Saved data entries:
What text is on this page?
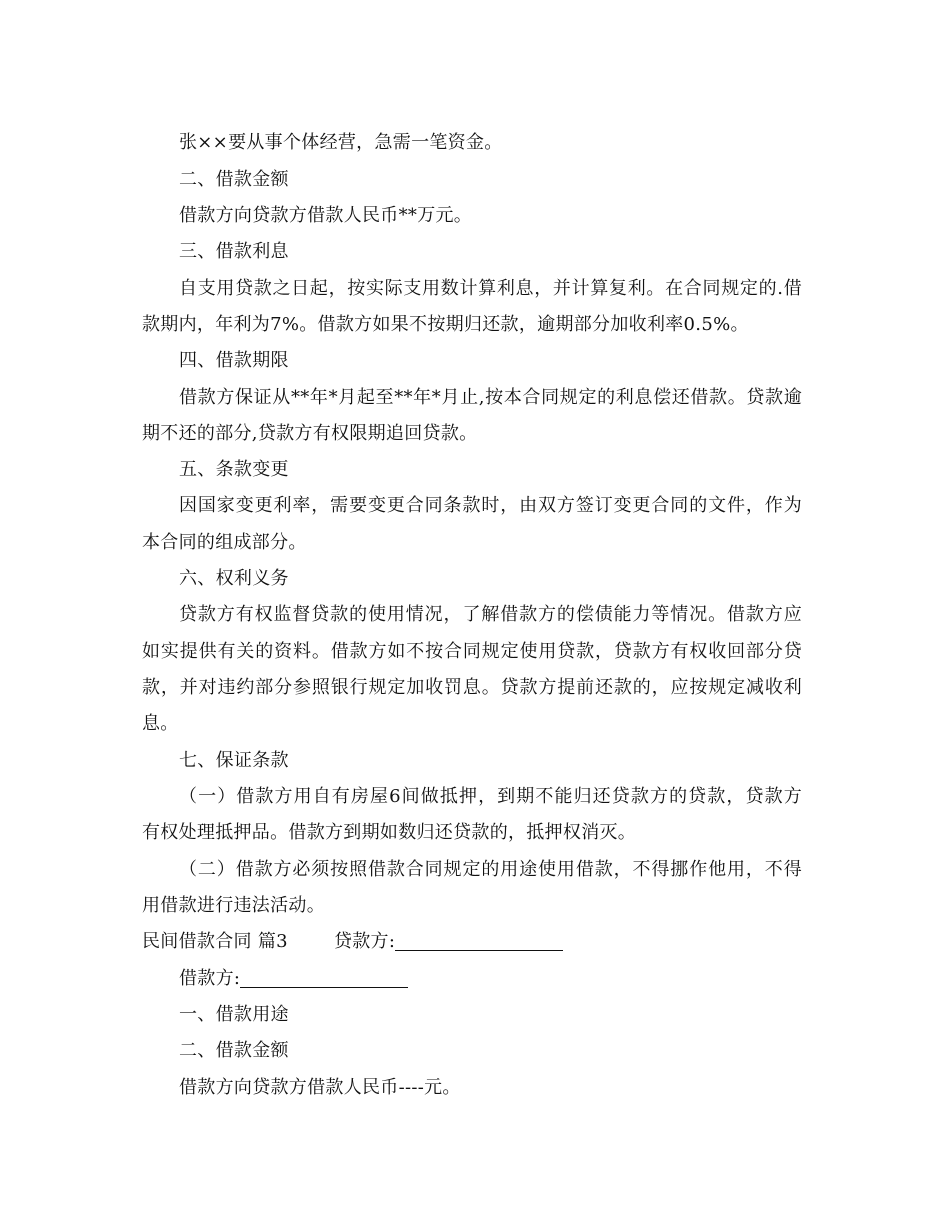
张××要从事个体经营，急需一笔资金。
二、借款金额
借款方向贷款方借款人民币**万元。
三、借款利息
自支用贷款之日起，按实际支用数计算利息，并计算复利。在合同规定的.借
款期内，年利为7%。借款方如果不按期归还款，逾期部分加收利率0.5%。
四、借款期限
借款方保证从**年*月起至**年*月止,按本合同规定的利息偿还借款。贷款逾
期不还的部分,贷款方有权限期追回贷款。
五、条款变更
因国家变更利率，需要变更合同条款时，由双方签订变更合同的文件，作为
本合同的组成部分。
六、权利义务
贷款方有权监督贷款的使用情况，了解借款方的偿债能力等情况。借款方应
如实提供有关的资料。借款方如不按合同规定使用贷款，贷款方有权收回部分贷
款，并对违约部分参照银行规定加收罚息。贷款方提前还款的，应按规定减收利
息。
七、保证条款
（一）借款方用自有房屋6间做抵押，到期不能归还贷款方的贷款，贷款方
有权处理抵押品。借款方到期如数归还贷款的，抵押权消灭。
（二）借款方必须按照借款合同规定的用途使用借款，不得挪作他用，不得
用借款进行违法活动。
民间借款合同 篇3	贷款方:
借款方:
一、借款用途
二、借款金额
借款方向贷款方借款人民币----元。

* _AIM OF THE EXERCISE_:
Keep the pictures out of the copy and write out the data exactly as it stands.

* _COMPLETE ANSWER_:
What text is on this page?
张××要从事个体经营，急需一笔资金。
二、借款金额
借款方向贷款方借款人民币**万元。
三、借款利息
自支用贷款之日起，按实际支用数计算利息，并计算复利。在合同规定的.借
款期内，年利为7%。借款方如果不按期归还款，逾期部分加收利率0.5%。
四、借款期限
借款方保证从**年*月起至**年*月止,按本合同规定的利息偿还借款。贷款逾
期不还的部分,贷款方有权限期追回贷款。
五、条款变更
因国家变更利率，需要变更合同条款时，由双方签订变更合同的文件，作为
本合同的组成部分。
六、权利义务
贷款方有权监督贷款的使用情况，了解借款方的偿债能力等情况。借款方应
如实提供有关的资料。借款方如不按合同规定使用贷款，贷款方有权收回部分贷
款，并对违约部分参照银行规定加收罚息。贷款方提前还款的，应按规定减收利
息。
七、保证条款
（一）借款方用自有房屋6间做抵押，到期不能归还贷款方的贷款，贷款方
有权处理抵押品。借款方到期如数归还贷款的，抵押权消灭。
（二）借款方必须按照借款合同规定的用途使用借款，不得挪作他用，不得
用借款进行违法活动。
民间借款合同 篇3	贷款方:
借款方:
一、借款用途
二、借款金额
借款方向贷款方借款人民币----元。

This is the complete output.